Print all the records exactly, please.

### Data to process

* BEGIN *

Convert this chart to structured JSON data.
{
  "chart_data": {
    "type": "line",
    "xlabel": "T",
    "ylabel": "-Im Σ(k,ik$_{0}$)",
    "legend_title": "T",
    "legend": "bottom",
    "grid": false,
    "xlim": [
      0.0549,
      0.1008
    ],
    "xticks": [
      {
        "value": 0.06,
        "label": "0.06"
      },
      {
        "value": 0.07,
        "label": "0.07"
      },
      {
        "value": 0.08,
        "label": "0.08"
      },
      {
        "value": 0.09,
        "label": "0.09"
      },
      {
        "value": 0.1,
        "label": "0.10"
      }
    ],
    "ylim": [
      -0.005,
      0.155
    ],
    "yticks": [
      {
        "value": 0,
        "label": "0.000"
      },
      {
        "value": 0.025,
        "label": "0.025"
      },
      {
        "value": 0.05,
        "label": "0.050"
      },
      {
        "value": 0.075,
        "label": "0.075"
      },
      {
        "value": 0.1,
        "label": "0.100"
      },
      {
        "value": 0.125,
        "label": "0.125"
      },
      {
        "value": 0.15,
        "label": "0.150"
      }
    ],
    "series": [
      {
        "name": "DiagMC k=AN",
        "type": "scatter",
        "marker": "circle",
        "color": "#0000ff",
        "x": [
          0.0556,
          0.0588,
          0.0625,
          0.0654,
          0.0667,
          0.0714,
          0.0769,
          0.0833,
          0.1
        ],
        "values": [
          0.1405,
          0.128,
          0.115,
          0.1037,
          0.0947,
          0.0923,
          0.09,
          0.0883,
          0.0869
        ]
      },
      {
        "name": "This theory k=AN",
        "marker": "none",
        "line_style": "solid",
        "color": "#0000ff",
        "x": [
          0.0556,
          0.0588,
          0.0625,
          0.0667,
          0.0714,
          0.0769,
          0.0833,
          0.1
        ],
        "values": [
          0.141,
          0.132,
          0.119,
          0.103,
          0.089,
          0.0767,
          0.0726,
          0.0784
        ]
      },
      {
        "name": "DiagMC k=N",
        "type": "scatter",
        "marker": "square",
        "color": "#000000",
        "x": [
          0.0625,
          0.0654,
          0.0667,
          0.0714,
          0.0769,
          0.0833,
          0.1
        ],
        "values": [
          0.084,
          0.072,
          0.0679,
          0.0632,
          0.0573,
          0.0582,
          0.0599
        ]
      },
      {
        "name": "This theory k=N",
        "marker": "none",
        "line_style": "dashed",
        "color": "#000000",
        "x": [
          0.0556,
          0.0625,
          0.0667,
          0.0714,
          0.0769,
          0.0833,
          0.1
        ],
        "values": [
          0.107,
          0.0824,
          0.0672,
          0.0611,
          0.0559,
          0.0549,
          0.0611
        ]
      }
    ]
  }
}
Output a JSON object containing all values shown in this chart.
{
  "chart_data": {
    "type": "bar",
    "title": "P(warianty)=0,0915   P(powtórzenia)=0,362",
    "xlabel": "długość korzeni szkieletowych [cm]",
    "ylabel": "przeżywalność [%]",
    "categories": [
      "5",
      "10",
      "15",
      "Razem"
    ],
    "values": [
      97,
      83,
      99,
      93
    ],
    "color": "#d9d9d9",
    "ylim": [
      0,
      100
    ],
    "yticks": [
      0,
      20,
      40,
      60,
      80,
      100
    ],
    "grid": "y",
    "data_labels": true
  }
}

* END *

### Complete response
Convert this chart to structured JSON data.
{
  "chart_data": {
    "type": "line",
    "xlabel": "T",
    "ylabel": "-Im Σ(k,ik$_{0}$)",
    "legend_title": "T",
    "legend": "bottom",
    "grid": false,
    "xlim": [
      0.0549,
      0.1008
    ],
    "xticks": [
      {
        "value": 0.06,
        "label": "0.06"
      },
      {
        "value": 0.07,
        "label": "0.07"
      },
      {
        "value": 0.08,
        "label": "0.08"
      },
      {
        "value": 0.09,
        "label": "0.09"
      },
      {
        "value": 0.1,
        "label": "0.10"
      }
    ],
    "ylim": [
      -0.005,
      0.155
    ],
    "yticks": [
      {
        "value": 0,
        "label": "0.000"
      },
      {
        "value": 0.025,
        "label": "0.025"
      },
      {
        "value": 0.05,
        "label": "0.050"
      },
      {
        "value": 0.075,
        "label": "0.075"
      },
      {
        "value": 0.1,
        "label": "0.100"
      },
      {
        "value": 0.125,
        "label": "0.125"
      },
      {
        "value": 0.15,
        "label": "0.150"
      }
    ],
    "series": [
      {
        "name": "DiagMC k=AN",
        "type": "scatter",
        "marker": "circle",
        "color": "#0000ff",
        "x": [
          0.0556,
          0.0588,
          0.0625,
          0.0654,
          0.0667,
          0.0714,
          0.0769,
          0.0833,
          0.1
        ],
        "values": [
          0.1405,
          0.128,
          0.115,
          0.1037,
          0.0947,
          0.0923,
          0.09,
          0.0883,
          0.0869
        ]
      },
      {
        "name": "This theory k=AN",
        "marker": "none",
        "line_style": "solid",
        "color": "#0000ff",
        "x": [
          0.0556,
          0.0588,
          0.0625,
          0.0667,
          0.0714,
          0.0769,
          0.0833,
          0.1
        ],
        "values": [
          0.141,
          0.132,
          0.119,
          0.103,
          0.089,
          0.0767,
          0.0726,
          0.0784
        ]
      },
      {
        "name": "DiagMC k=N",
        "type": "scatter",
        "marker": "square",
        "color": "#000000",
        "x": [
          0.0625,
          0.0654,
          0.0667,
          0.0714,
          0.0769,
          0.0833,
          0.1
        ],
        "values": [
          0.084,
          0.072,
          0.0679,
          0.0632,
          0.0573,
          0.0582,
          0.0599
        ]
      },
      {
        "name": "This theory k=N",
        "marker": "none",
        "line_style": "dashed",
        "color": "#000000",
        "x": [
          0.0556,
          0.0625,
          0.0667,
          0.0714,
          0.0769,
          0.0833,
          0.1
        ],
        "values": [
          0.107,
          0.0824,
          0.0672,
          0.0611,
          0.0559,
          0.0549,
          0.0611
        ]
      }
    ]
  }
}
Output a JSON object containing all values shown in this chart.
{
  "chart_data": {
    "type": "bar",
    "title": "P(warianty)=0,0915   P(powtórzenia)=0,362",
    "xlabel": "długość korzeni szkieletowych [cm]",
    "ylabel": "przeżywalność [%]",
    "categories": [
      "5",
      "10",
      "15",
      "Razem"
    ],
    "values": [
      97,
      83,
      99,
      93
    ],
    "color": "#d9d9d9",
    "ylim": [
      0,
      100
    ],
    "yticks": [
      0,
      20,
      40,
      60,
      80,
      100
    ],
    "grid": "y",
    "data_labels": true
  }
}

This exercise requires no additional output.